What is needed: Report how many lines contain the word "name", with no other text.

[begin Supplied material]

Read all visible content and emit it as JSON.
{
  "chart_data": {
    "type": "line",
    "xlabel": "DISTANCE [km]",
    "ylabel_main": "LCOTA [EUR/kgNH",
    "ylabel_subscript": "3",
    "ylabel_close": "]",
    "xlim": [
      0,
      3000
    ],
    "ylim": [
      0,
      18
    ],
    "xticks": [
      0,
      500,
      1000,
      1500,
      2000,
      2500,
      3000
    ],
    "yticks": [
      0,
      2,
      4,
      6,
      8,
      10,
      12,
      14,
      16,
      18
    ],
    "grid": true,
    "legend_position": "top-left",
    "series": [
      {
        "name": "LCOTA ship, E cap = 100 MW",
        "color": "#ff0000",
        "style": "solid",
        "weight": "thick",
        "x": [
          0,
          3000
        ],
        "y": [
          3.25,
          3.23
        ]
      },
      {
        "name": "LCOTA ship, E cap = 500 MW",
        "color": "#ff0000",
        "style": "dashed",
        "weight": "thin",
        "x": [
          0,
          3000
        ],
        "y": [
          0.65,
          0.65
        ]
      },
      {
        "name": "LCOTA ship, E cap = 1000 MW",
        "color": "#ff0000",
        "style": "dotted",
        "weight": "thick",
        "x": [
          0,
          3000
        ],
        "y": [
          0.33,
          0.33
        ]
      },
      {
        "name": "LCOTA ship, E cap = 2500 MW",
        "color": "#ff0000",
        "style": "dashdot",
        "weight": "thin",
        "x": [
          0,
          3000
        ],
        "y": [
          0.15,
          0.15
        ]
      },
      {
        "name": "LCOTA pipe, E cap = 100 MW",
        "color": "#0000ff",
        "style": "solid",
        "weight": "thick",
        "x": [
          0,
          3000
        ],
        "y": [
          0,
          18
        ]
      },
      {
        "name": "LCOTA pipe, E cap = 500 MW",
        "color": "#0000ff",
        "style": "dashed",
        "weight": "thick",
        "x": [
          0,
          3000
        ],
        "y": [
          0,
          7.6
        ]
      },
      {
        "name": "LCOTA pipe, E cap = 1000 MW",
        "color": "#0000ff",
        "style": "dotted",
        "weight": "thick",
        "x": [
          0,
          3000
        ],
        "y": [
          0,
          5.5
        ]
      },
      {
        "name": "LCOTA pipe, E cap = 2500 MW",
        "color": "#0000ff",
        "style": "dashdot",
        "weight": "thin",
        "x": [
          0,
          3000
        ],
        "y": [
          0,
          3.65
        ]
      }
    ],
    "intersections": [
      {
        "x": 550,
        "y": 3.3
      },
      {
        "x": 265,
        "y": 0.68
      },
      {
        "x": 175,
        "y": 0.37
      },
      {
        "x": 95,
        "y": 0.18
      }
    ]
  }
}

[end Supplied material]

Answer to the exercise: 8